- Do this -
Retype every entry word for word.

[Dataset records]
+ + + + +

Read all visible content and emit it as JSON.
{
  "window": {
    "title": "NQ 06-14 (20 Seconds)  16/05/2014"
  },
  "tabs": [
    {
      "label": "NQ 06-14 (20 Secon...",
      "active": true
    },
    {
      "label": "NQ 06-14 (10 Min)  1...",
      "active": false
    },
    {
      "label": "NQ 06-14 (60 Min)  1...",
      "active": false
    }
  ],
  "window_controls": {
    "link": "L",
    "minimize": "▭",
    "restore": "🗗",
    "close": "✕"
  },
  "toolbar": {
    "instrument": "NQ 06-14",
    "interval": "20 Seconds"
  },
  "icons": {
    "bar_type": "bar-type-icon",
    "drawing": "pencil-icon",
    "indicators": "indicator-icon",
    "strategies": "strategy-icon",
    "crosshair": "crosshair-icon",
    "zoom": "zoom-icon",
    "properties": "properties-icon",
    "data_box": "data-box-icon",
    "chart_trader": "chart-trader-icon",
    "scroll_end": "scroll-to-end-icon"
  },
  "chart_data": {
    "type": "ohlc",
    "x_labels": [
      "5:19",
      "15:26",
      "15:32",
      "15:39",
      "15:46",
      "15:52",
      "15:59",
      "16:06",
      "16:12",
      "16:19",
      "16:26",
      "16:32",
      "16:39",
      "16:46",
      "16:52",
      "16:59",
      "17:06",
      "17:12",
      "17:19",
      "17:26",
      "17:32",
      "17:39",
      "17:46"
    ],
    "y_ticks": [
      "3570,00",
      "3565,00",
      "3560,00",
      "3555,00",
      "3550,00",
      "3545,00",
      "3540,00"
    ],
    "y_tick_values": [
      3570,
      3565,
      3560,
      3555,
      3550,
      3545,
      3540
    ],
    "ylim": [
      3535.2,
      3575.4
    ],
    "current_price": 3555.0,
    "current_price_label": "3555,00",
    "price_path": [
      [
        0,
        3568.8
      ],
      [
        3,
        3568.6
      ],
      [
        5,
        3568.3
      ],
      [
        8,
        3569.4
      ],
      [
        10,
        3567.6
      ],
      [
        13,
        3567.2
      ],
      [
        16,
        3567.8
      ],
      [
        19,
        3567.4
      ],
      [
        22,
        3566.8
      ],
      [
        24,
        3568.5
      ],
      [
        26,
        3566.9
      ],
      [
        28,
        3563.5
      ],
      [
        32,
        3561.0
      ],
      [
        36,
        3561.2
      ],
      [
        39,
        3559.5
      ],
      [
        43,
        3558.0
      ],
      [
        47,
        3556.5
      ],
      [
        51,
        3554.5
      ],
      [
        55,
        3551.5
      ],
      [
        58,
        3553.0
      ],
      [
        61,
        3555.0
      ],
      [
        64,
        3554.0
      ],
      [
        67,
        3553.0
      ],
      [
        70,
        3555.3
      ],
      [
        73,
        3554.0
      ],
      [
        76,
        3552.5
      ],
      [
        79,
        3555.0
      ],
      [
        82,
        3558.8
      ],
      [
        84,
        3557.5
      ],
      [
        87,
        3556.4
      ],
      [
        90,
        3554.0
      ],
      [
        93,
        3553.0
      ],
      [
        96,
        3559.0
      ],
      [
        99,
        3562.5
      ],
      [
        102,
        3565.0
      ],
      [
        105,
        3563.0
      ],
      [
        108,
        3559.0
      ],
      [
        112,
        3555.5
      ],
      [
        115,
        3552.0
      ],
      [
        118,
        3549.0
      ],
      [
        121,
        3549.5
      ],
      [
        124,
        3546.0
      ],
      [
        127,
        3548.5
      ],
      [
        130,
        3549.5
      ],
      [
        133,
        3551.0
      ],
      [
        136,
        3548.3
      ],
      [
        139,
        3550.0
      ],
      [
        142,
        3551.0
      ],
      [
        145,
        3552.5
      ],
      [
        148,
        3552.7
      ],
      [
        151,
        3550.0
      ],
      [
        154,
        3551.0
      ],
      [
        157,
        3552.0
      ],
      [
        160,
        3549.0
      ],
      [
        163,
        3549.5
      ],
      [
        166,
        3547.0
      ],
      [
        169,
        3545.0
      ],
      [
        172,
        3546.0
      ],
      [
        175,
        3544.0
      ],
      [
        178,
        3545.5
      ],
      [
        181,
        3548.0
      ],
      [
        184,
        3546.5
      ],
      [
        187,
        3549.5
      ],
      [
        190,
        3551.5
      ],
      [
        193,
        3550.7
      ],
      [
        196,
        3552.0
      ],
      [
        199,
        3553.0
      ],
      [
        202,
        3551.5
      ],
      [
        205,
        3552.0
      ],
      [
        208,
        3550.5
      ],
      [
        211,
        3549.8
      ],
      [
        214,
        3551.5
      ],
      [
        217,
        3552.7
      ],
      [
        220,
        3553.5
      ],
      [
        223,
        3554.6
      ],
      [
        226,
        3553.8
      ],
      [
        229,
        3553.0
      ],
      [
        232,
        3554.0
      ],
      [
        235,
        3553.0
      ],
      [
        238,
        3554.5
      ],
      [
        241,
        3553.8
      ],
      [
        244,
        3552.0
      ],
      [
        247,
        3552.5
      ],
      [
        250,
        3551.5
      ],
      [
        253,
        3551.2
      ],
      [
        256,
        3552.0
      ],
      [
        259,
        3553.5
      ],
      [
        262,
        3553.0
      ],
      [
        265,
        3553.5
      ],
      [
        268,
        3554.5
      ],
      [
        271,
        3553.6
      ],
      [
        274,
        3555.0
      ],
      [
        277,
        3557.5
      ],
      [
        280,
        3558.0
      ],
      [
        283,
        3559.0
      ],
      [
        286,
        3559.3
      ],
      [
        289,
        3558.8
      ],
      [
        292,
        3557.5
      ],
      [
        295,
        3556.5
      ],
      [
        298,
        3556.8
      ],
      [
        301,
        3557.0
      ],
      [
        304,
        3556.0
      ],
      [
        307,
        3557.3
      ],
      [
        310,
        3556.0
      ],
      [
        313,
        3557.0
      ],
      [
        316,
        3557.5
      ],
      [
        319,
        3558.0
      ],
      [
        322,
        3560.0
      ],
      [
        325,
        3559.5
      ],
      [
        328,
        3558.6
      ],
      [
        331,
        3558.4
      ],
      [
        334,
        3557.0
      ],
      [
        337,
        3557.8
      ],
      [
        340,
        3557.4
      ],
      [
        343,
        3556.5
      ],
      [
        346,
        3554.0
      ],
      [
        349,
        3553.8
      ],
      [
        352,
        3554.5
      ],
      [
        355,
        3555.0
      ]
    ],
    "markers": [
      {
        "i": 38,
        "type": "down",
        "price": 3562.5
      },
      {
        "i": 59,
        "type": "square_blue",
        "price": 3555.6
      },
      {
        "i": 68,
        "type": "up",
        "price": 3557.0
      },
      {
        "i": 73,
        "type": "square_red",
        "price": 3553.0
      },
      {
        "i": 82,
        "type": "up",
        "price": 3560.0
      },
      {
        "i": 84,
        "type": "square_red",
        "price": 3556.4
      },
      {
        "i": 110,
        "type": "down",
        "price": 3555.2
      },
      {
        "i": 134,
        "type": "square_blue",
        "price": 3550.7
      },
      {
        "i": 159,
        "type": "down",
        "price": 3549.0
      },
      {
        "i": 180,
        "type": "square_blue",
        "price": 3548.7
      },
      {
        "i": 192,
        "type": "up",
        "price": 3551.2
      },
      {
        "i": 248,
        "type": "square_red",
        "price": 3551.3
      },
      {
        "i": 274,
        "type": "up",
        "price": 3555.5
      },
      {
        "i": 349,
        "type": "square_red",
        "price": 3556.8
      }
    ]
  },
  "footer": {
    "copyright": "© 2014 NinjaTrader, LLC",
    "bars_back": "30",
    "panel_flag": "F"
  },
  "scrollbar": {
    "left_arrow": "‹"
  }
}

+ + + + +

- The output -
Read all visible content and emit it as JSON.
{
  "window": {
    "title": "NQ 06-14 (20 Seconds)  16/05/2014"
  },
  "tabs": [
    {
      "label": "NQ 06-14 (20 Secon...",
      "active": true
    },
    {
      "label": "NQ 06-14 (10 Min)  1...",
      "active": false
    },
    {
      "label": "NQ 06-14 (60 Min)  1...",
      "active": false
    }
  ],
  "window_controls": {
    "link": "L",
    "minimize": "▭",
    "restore": "🗗",
    "close": "✕"
  },
  "toolbar": {
    "instrument": "NQ 06-14",
    "interval": "20 Seconds"
  },
  "icons": {
    "bar_type": "bar-type-icon",
    "drawing": "pencil-icon",
    "indicators": "indicator-icon",
    "strategies": "strategy-icon",
    "crosshair": "crosshair-icon",
    "zoom": "zoom-icon",
    "properties": "properties-icon",
    "data_box": "data-box-icon",
    "chart_trader": "chart-trader-icon",
    "scroll_end": "scroll-to-end-icon"
  },
  "chart_data": {
    "type": "ohlc",
    "x_labels": [
      "5:19",
      "15:26",
      "15:32",
      "15:39",
      "15:46",
      "15:52",
      "15:59",
      "16:06",
      "16:12",
      "16:19",
      "16:26",
      "16:32",
      "16:39",
      "16:46",
      "16:52",
      "16:59",
      "17:06",
      "17:12",
      "17:19",
      "17:26",
      "17:32",
      "17:39",
      "17:46"
    ],
    "y_ticks": [
      "3570,00",
      "3565,00",
      "3560,00",
      "3555,00",
      "3550,00",
      "3545,00",
      "3540,00"
    ],
    "y_tick_values": [
      3570,
      3565,
      3560,
      3555,
      3550,
      3545,
      3540
    ],
    "ylim": [
      3535.2,
      3575.4
    ],
    "current_price": 3555.0,
    "current_price_label": "3555,00",
    "price_path": [
      [
        0,
        3568.8
      ],
      [
        3,
        3568.6
      ],
      [
        5,
        3568.3
      ],
      [
        8,
        3569.4
      ],
      [
        10,
        3567.6
      ],
      [
        13,
        3567.2
      ],
      [
        16,
        3567.8
      ],
      [
        19,
        3567.4
      ],
      [
        22,
        3566.8
      ],
      [
        24,
        3568.5
      ],
      [
        26,
        3566.9
      ],
      [
        28,
        3563.5
      ],
      [
        32,
        3561.0
      ],
      [
        36,
        3561.2
      ],
      [
        39,
        3559.5
      ],
      [
        43,
        3558.0
      ],
      [
        47,
        3556.5
      ],
      [
        51,
        3554.5
      ],
      [
        55,
        3551.5
      ],
      [
        58,
        3553.0
      ],
      [
        61,
        3555.0
      ],
      [
        64,
        3554.0
      ],
      [
        67,
        3553.0
      ],
      [
        70,
        3555.3
      ],
      [
        73,
        3554.0
      ],
      [
        76,
        3552.5
      ],
      [
        79,
        3555.0
      ],
      [
        82,
        3558.8
      ],
      [
        84,
        3557.5
      ],
      [
        87,
        3556.4
      ],
      [
        90,
        3554.0
      ],
      [
        93,
        3553.0
      ],
      [
        96,
        3559.0
      ],
      [
        99,
        3562.5
      ],
      [
        102,
        3565.0
      ],
      [
        105,
        3563.0
      ],
      [
        108,
        3559.0
      ],
      [
        112,
        3555.5
      ],
      [
        115,
        3552.0
      ],
      [
        118,
        3549.0
      ],
      [
        121,
        3549.5
      ],
      [
        124,
        3546.0
      ],
      [
        127,
        3548.5
      ],
      [
        130,
        3549.5
      ],
      [
        133,
        3551.0
      ],
      [
        136,
        3548.3
      ],
      [
        139,
        3550.0
      ],
      [
        142,
        3551.0
      ],
      [
        145,
        3552.5
      ],
      [
        148,
        3552.7
      ],
      [
        151,
        3550.0
      ],
      [
        154,
        3551.0
      ],
      [
        157,
        3552.0
      ],
      [
        160,
        3549.0
      ],
      [
        163,
        3549.5
      ],
      [
        166,
        3547.0
      ],
      [
        169,
        3545.0
      ],
      [
        172,
        3546.0
      ],
      [
        175,
        3544.0
      ],
      [
        178,
        3545.5
      ],
      [
        181,
        3548.0
      ],
      [
        184,
        3546.5
      ],
      [
        187,
        3549.5
      ],
      [
        190,
        3551.5
      ],
      [
        193,
        3550.7
      ],
      [
        196,
        3552.0
      ],
      [
        199,
        3553.0
      ],
      [
        202,
        3551.5
      ],
      [
        205,
        3552.0
      ],
      [
        208,
        3550.5
      ],
      [
        211,
        3549.8
      ],
      [
        214,
        3551.5
      ],
      [
        217,
        3552.7
      ],
      [
        220,
        3553.5
      ],
      [
        223,
        3554.6
      ],
      [
        226,
        3553.8
      ],
      [
        229,
        3553.0
      ],
      [
        232,
        3554.0
      ],
      [
        235,
        3553.0
      ],
      [
        238,
        3554.5
      ],
      [
        241,
        3553.8
      ],
      [
        244,
        3552.0
      ],
      [
        247,
        3552.5
      ],
      [
        250,
        3551.5
      ],
      [
        253,
        3551.2
      ],
      [
        256,
        3552.0
      ],
      [
        259,
        3553.5
      ],
      [
        262,
        3553.0
      ],
      [
        265,
        3553.5
      ],
      [
        268,
        3554.5
      ],
      [
        271,
        3553.6
      ],
      [
        274,
        3555.0
      ],
      [
        277,
        3557.5
      ],
      [
        280,
        3558.0
      ],
      [
        283,
        3559.0
      ],
      [
        286,
        3559.3
      ],
      [
        289,
        3558.8
      ],
      [
        292,
        3557.5
      ],
      [
        295,
        3556.5
      ],
      [
        298,
        3556.8
      ],
      [
        301,
        3557.0
      ],
      [
        304,
        3556.0
      ],
      [
        307,
        3557.3
      ],
      [
        310,
        3556.0
      ],
      [
        313,
        3557.0
      ],
      [
        316,
        3557.5
      ],
      [
        319,
        3558.0
      ],
      [
        322,
        3560.0
      ],
      [
        325,
        3559.5
      ],
      [
        328,
        3558.6
      ],
      [
        331,
        3558.4
      ],
      [
        334,
        3557.0
      ],
      [
        337,
        3557.8
      ],
      [
        340,
        3557.4
      ],
      [
        343,
        3556.5
      ],
      [
        346,
        3554.0
      ],
      [
        349,
        3553.8
      ],
      [
        352,
        3554.5
      ],
      [
        355,
        3555.0
      ]
    ],
    "markers": [
      {
        "i": 38,
        "type": "down",
        "price": 3562.5
      },
      {
        "i": 59,
        "type": "square_blue",
        "price": 3555.6
      },
      {
        "i": 68,
        "type": "up",
        "price": 3557.0
      },
      {
        "i": 73,
        "type": "square_red",
        "price": 3553.0
      },
      {
        "i": 82,
        "type": "up",
        "price": 3560.0
      },
      {
        "i": 84,
        "type": "square_red",
        "price": 3556.4
      },
      {
        "i": 110,
        "type": "down",
        "price": 3555.2
      },
      {
        "i": 134,
        "type": "square_blue",
        "price": 3550.7
      },
      {
        "i": 159,
        "type": "down",
        "price": 3549.0
      },
      {
        "i": 180,
        "type": "square_blue",
        "price": 3548.7
      },
      {
        "i": 192,
        "type": "up",
        "price": 3551.2
      },
      {
        "i": 248,
        "type": "square_red",
        "price": 3551.3
      },
      {
        "i": 274,
        "type": "up",
        "price": 3555.5
      },
      {
        "i": 349,
        "type": "square_red",
        "price": 3556.8
      }
    ]
  },
  "footer": {
    "copyright": "© 2014 NinjaTrader, LLC",
    "bars_back": "30",
    "panel_flag": "F"
  },
  "scrollbar": {
    "left_arrow": "‹"
  }
}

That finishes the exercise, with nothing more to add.